__Your goal__.
Can you transcribe the data exactly? Leave the pictures out.

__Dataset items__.
-- begin --

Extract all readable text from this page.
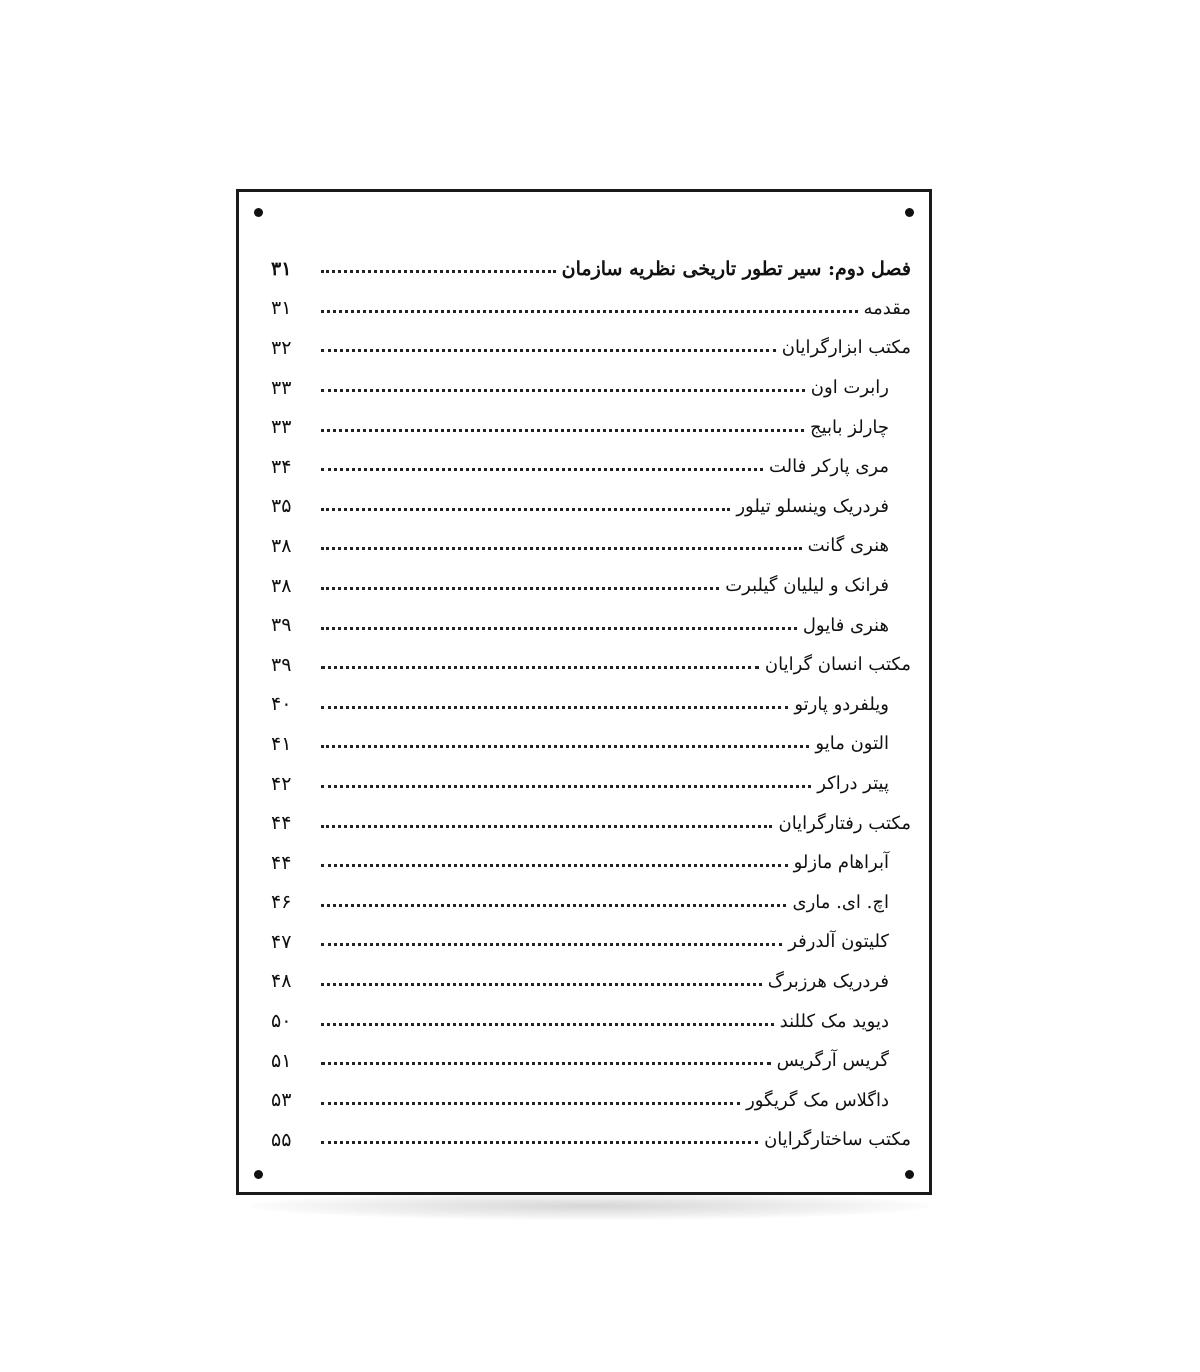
فصل دوم: سیر تطور تاریخی نظریه سازمان
۳۱
مقدمه
۳۱
مکتب ابزارگرایان
۳۲
رابرت اون
۳۳
چارلز بابیج
۳۳
مری پارکر فالت
۳۴
فردریک وینسلو تیلور
۳۵
هنری گانت
۳۸
فرانک و لیلیان گیلبرت
۳۸
هنری فایول
۳۹
مکتب انسان گرایان
۳۹
ویلفردو پارتو
۴۰
التون مایو
۴۱
پیتر دراکر
۴۲
مکتب رفتارگرایان
۴۴
آبراهام مازلو
۴۴
اچ. ای. ماری
۴۶
کلیتون آلدرفر
۴۷
فردریک هرزبرگ
۴۸
دیوید مک کللند
۵۰
گریس آرگریس
۵۱
داگلاس مک گریگور
۵۳
مکتب ساختارگرایان
۵۵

-- end --

__Written solution__.
Extract all readable text from this page.
فصل دوم: سیر تطور تاریخی نظریه سازمان
۳۱
مقدمه
۳۱
مکتب ابزارگرایان
۳۲
رابرت اون
۳۳
چارلز بابیج
۳۳
مری پارکر فالت
۳۴
فردریک وینسلو تیلور
۳۵
هنری گانت
۳۸
فرانک و لیلیان گیلبرت
۳۸
هنری فایول
۳۹
مکتب انسان گرایان
۳۹
ویلفردو پارتو
۴۰
التون مایو
۴۱
پیتر دراکر
۴۲
مکتب رفتارگرایان
۴۴
آبراهام مازلو
۴۴
اچ. ای. ماری
۴۶
کلیتون آلدرفر
۴۷
فردریک هرزبرگ
۴۸
دیوید مک کللند
۵۰
گریس آرگریس
۵۱
داگلاس مک گریگور
۵۳
مکتب ساختارگرایان
۵۵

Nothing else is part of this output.